Data records
:::::

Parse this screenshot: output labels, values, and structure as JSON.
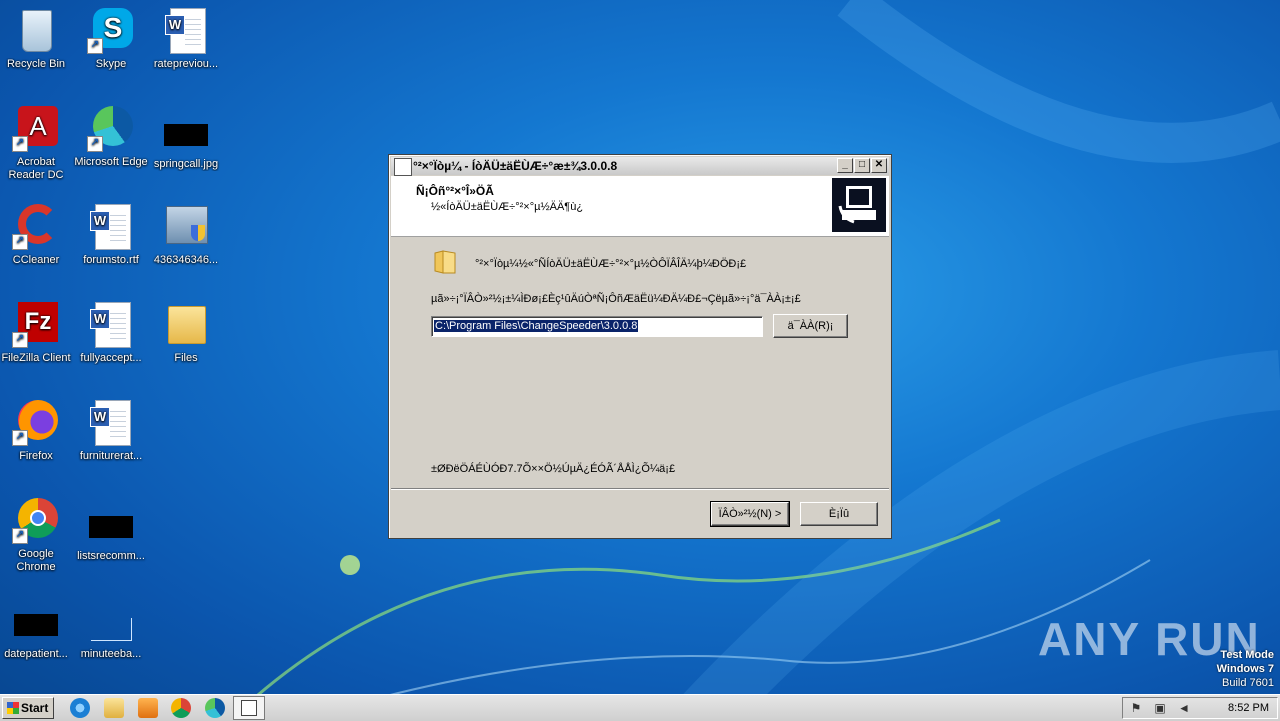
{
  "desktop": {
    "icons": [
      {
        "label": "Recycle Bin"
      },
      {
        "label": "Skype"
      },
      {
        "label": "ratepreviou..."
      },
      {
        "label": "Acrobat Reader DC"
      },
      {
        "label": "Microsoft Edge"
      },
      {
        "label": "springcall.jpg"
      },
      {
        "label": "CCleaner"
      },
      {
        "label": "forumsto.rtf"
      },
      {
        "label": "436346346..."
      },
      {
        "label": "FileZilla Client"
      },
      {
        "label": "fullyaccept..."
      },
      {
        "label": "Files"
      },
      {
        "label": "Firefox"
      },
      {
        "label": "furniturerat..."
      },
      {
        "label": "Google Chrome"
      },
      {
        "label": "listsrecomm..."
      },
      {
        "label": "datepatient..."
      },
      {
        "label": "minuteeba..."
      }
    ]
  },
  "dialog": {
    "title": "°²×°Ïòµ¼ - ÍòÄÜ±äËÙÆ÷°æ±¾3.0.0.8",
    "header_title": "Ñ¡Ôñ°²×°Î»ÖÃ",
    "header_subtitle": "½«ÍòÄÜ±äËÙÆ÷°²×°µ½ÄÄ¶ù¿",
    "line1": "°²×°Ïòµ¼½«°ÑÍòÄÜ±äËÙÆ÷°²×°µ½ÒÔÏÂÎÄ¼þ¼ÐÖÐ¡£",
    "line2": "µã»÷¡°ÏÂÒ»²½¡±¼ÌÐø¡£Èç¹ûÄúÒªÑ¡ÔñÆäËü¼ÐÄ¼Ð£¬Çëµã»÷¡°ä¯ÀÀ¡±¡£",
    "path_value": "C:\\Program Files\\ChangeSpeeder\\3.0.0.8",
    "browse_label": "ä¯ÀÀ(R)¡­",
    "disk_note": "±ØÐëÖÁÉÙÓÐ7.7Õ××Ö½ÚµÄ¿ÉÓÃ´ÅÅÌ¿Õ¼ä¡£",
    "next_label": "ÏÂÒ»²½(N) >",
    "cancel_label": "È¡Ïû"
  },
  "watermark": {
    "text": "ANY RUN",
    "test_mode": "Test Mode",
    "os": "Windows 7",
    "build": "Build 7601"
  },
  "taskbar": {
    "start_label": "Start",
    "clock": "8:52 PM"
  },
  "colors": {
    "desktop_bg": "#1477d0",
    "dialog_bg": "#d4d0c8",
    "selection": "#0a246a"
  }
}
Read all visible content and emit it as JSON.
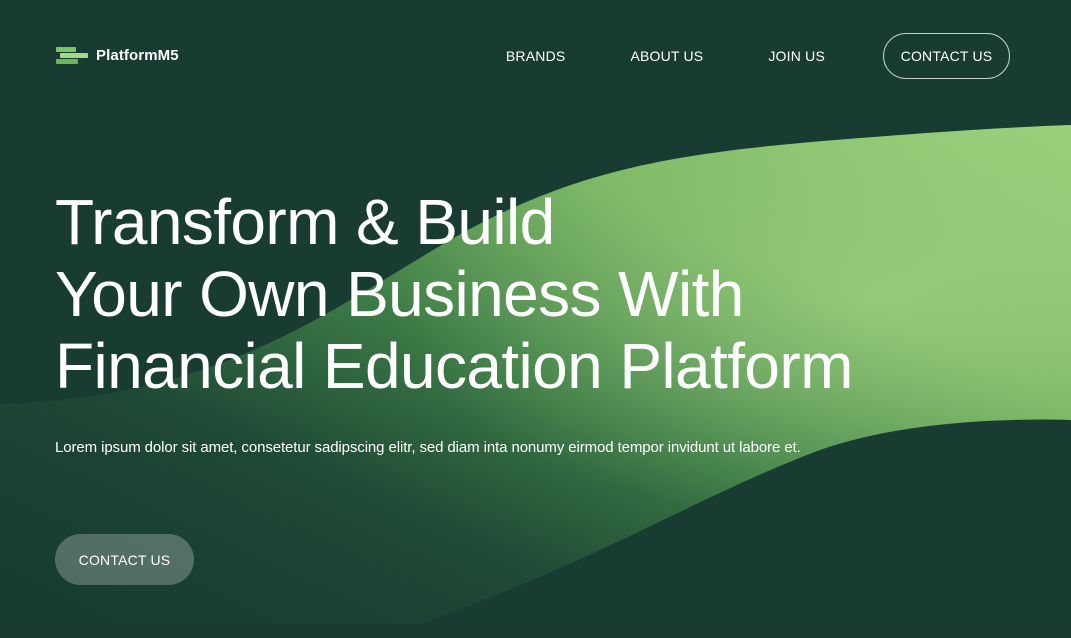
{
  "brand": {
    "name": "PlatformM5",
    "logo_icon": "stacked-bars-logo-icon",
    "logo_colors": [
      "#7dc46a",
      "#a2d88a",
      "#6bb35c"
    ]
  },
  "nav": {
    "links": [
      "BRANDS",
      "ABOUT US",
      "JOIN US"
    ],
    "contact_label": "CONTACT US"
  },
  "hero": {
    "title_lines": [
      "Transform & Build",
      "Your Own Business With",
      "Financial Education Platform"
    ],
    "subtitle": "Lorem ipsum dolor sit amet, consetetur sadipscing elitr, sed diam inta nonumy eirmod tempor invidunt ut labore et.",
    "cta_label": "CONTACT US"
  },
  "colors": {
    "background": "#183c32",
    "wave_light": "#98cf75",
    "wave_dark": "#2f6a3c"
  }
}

:::::

TASK TO CARRY OUT> Identify the lines that hold the word "JSON". Copy every one of them.

OUTPUT>
Parse this screenshot: output labels, values, and structure as JSON.
Read all visible content and emit it as JSON.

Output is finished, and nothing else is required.